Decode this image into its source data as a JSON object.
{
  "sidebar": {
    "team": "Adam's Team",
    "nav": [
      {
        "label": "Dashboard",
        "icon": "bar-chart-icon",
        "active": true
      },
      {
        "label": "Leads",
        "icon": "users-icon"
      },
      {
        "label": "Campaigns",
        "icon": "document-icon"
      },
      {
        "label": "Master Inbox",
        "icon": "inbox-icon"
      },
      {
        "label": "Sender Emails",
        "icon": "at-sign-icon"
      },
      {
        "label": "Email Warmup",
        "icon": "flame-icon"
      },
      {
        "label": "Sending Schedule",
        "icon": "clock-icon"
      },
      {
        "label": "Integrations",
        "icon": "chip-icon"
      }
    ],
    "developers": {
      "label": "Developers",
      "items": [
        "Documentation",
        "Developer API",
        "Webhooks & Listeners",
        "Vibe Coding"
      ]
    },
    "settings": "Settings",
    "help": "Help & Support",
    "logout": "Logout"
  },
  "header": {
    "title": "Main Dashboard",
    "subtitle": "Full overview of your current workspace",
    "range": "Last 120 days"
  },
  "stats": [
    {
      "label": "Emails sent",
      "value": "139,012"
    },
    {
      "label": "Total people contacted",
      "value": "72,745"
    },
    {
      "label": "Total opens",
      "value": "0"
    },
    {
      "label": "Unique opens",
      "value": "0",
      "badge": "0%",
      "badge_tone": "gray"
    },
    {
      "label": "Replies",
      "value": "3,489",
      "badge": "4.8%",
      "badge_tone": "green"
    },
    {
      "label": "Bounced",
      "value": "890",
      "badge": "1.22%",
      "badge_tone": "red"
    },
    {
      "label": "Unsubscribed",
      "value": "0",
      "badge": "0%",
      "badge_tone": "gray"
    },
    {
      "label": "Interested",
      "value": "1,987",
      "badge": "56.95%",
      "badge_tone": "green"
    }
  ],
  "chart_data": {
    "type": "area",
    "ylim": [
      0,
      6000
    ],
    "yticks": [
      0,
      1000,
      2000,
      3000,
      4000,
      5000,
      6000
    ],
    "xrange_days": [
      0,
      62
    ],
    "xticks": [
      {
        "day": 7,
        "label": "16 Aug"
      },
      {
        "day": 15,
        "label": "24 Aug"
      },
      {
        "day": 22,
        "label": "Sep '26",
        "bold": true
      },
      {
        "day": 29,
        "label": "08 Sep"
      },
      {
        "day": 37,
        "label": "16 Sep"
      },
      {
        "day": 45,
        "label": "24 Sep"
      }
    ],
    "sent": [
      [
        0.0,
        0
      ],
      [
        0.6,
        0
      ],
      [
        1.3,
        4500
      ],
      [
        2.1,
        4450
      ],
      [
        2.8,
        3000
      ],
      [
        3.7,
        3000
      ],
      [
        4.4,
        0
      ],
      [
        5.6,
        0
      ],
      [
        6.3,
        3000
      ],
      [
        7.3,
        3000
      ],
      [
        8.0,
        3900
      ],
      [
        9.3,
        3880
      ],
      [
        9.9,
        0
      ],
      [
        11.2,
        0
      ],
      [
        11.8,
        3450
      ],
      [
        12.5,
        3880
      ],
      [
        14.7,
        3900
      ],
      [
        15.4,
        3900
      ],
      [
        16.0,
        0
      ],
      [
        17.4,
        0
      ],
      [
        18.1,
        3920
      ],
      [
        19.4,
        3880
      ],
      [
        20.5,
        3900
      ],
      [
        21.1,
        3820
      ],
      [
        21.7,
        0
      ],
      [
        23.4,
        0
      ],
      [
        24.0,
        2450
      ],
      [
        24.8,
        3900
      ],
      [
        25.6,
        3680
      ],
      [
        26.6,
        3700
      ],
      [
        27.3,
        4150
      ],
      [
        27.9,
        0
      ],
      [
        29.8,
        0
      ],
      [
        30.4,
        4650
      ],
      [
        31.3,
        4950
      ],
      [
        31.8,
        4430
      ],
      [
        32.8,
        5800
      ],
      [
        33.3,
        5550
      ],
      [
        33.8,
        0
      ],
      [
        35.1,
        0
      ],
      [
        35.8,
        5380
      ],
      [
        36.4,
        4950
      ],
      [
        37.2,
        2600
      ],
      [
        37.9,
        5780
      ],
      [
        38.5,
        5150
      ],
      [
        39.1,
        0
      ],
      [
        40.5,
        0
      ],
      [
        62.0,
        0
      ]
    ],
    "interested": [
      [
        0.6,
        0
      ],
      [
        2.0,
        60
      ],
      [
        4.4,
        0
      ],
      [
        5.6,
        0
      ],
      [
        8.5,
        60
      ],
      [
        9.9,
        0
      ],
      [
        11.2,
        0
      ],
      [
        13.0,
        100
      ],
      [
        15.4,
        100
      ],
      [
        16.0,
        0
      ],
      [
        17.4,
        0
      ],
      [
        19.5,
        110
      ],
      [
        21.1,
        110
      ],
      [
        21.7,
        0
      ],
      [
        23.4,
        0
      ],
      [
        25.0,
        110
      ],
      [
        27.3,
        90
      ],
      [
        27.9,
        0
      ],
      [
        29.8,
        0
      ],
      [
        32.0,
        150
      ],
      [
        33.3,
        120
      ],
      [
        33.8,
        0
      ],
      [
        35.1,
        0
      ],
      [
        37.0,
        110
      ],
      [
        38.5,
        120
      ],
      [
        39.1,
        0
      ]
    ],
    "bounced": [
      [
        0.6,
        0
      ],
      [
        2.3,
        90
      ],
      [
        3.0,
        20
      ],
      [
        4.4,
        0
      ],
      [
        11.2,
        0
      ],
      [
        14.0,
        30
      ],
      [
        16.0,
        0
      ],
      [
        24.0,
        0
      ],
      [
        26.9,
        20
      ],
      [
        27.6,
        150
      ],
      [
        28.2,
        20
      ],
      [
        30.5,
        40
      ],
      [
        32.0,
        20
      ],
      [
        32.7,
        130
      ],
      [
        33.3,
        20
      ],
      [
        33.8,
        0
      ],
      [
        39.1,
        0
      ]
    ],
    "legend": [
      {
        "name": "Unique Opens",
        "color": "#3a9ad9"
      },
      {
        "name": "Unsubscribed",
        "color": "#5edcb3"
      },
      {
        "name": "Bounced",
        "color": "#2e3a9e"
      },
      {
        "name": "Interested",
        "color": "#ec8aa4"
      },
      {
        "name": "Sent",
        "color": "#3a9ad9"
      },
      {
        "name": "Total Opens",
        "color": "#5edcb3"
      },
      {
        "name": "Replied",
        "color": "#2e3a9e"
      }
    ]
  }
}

**Short problem:**
Return all lines containing "Unsubscribed".

**Final result:**
      "label": "Unsubscribed",
        "name": "Unsubscribed",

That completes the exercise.